=== WHAT IS EXPECTED ===
Write the number of lines holding the word "määrän", and nothing else.

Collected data

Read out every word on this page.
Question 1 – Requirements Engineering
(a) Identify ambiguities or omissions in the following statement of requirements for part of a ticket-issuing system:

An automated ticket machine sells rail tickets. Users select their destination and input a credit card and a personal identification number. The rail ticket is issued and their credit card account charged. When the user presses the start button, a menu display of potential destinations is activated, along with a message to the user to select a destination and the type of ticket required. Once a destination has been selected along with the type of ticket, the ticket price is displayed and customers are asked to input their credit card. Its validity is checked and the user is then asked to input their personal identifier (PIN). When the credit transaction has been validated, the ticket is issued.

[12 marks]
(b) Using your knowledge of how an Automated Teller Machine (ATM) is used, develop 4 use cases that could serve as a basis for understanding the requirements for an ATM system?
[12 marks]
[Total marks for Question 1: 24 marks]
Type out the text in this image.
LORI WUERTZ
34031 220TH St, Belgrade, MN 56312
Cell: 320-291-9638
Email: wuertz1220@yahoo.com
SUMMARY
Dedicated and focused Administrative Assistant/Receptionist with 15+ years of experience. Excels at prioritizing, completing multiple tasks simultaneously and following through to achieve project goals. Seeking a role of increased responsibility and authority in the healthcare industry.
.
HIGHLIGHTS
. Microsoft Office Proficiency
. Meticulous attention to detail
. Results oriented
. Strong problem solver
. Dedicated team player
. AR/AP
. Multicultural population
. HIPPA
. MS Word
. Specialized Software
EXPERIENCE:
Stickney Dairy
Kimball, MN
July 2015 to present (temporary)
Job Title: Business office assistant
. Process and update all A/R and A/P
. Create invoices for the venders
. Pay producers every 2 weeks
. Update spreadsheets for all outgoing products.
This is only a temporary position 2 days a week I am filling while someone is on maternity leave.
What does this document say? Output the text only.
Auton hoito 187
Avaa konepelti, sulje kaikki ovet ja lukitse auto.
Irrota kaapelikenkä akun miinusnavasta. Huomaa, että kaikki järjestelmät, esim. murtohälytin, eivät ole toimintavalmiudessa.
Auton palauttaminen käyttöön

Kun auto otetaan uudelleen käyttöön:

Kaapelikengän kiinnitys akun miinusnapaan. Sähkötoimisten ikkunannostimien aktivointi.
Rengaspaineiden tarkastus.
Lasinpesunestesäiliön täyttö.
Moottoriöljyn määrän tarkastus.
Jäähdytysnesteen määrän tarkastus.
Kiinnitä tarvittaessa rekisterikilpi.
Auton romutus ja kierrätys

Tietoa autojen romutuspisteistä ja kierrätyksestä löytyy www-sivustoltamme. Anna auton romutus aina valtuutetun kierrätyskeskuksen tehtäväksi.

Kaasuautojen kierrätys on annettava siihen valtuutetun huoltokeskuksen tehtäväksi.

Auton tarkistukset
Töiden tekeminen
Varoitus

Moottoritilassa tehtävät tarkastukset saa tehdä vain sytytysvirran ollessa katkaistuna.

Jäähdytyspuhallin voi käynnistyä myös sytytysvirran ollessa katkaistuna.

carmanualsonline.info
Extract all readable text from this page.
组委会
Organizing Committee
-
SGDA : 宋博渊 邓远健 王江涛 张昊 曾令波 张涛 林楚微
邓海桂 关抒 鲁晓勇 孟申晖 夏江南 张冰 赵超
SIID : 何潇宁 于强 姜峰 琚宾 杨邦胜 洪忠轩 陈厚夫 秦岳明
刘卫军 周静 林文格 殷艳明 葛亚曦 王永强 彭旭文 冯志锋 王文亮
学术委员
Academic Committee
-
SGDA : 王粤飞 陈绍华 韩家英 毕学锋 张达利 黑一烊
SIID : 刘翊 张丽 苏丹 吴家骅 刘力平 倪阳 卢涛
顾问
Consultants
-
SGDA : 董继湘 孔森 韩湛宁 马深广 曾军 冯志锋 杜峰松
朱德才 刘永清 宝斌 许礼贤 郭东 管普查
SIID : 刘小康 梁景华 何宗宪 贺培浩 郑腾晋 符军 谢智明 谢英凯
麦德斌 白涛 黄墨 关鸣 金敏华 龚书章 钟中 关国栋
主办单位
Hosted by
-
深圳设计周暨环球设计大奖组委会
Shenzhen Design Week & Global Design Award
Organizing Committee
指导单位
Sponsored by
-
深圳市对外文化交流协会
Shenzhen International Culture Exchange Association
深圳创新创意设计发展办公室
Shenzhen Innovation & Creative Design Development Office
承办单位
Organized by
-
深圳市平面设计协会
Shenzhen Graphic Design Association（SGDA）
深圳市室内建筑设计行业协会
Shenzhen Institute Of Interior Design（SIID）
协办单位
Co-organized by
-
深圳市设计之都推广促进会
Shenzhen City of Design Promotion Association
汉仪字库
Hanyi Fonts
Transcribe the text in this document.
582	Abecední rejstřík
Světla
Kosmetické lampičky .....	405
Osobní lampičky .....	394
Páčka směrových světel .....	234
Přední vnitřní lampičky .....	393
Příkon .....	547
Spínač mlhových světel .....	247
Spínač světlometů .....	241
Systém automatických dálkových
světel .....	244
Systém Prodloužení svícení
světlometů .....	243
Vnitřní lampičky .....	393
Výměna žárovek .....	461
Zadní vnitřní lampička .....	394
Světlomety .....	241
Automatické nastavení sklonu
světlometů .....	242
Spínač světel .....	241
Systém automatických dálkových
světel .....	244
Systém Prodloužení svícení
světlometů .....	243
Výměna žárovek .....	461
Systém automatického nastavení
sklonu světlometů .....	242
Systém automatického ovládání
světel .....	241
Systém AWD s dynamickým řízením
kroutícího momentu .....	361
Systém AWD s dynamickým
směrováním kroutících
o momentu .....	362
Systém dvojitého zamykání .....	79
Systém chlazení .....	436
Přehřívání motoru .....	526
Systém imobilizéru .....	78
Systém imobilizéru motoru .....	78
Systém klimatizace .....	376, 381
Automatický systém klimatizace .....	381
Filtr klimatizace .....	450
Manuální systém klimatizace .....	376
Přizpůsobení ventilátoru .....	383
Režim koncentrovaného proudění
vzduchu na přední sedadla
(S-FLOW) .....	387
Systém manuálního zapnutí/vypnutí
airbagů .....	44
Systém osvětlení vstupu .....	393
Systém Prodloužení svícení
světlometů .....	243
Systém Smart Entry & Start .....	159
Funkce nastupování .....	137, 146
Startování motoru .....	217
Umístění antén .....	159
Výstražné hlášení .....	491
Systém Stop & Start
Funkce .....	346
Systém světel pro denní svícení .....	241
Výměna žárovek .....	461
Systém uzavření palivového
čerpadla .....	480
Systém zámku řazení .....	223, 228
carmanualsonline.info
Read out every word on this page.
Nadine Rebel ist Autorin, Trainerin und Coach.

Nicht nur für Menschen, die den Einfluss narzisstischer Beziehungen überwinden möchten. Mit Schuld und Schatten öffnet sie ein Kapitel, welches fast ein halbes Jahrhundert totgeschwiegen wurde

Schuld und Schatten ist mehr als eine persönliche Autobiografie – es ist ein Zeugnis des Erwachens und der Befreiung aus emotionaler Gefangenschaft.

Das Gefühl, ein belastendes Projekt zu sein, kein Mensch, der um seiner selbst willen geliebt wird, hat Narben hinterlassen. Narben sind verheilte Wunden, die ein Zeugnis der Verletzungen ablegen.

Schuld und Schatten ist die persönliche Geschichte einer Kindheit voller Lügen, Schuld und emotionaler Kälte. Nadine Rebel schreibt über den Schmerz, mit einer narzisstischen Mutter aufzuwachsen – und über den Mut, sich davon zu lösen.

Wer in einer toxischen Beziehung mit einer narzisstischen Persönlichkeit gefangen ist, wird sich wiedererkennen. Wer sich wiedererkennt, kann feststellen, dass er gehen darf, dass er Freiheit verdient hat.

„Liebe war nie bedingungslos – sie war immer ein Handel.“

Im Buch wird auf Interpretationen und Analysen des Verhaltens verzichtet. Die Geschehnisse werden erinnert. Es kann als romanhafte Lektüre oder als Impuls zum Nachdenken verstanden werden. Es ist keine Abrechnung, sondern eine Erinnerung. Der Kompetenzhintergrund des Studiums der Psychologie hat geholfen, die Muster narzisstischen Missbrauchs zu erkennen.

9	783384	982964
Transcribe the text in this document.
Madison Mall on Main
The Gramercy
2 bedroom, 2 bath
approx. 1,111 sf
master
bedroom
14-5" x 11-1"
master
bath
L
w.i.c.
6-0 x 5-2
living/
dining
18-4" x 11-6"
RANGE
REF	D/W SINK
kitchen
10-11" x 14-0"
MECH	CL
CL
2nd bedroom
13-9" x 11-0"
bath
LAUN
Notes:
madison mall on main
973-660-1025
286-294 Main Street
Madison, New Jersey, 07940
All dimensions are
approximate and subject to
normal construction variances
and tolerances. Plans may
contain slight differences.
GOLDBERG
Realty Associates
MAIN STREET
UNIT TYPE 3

=== OUTPUT BELOW ===
2